## [PROVIDED ENTRIES]
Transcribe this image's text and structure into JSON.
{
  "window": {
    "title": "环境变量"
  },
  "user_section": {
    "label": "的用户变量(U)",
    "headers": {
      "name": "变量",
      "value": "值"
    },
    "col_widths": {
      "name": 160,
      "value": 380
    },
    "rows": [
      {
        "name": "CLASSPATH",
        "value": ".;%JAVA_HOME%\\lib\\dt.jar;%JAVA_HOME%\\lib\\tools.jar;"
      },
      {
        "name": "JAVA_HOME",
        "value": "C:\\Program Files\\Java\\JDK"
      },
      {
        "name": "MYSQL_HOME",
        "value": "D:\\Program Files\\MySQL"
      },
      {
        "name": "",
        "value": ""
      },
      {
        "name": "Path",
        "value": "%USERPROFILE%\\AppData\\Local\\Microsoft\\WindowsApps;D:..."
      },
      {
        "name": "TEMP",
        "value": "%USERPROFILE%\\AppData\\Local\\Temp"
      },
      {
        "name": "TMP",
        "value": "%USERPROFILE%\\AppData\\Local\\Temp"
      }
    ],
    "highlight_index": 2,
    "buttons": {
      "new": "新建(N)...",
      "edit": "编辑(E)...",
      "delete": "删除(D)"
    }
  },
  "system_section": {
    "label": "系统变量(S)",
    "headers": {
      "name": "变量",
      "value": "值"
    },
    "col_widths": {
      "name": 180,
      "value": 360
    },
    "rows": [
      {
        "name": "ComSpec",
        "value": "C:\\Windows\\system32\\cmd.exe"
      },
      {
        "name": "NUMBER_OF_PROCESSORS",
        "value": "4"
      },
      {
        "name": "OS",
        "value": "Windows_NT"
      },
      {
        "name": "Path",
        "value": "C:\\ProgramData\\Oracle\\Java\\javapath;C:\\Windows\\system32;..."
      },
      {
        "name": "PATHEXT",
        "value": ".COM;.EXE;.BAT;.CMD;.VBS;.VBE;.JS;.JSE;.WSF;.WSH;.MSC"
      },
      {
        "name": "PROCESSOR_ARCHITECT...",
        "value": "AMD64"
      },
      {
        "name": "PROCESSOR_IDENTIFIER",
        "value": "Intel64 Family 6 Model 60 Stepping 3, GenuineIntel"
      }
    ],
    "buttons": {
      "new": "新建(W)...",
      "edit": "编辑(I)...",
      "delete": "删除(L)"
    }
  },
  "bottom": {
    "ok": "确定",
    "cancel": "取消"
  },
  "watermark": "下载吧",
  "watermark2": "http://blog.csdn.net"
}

## [SET PROBLEM]
Look over the listing. Pull out every line with the string "Files" in it.

## [FINISHED ANSWER]
        "value": "C:\\Program Files\\Java\\JDK"
        "value": "D:\\Program Files\\MySQL"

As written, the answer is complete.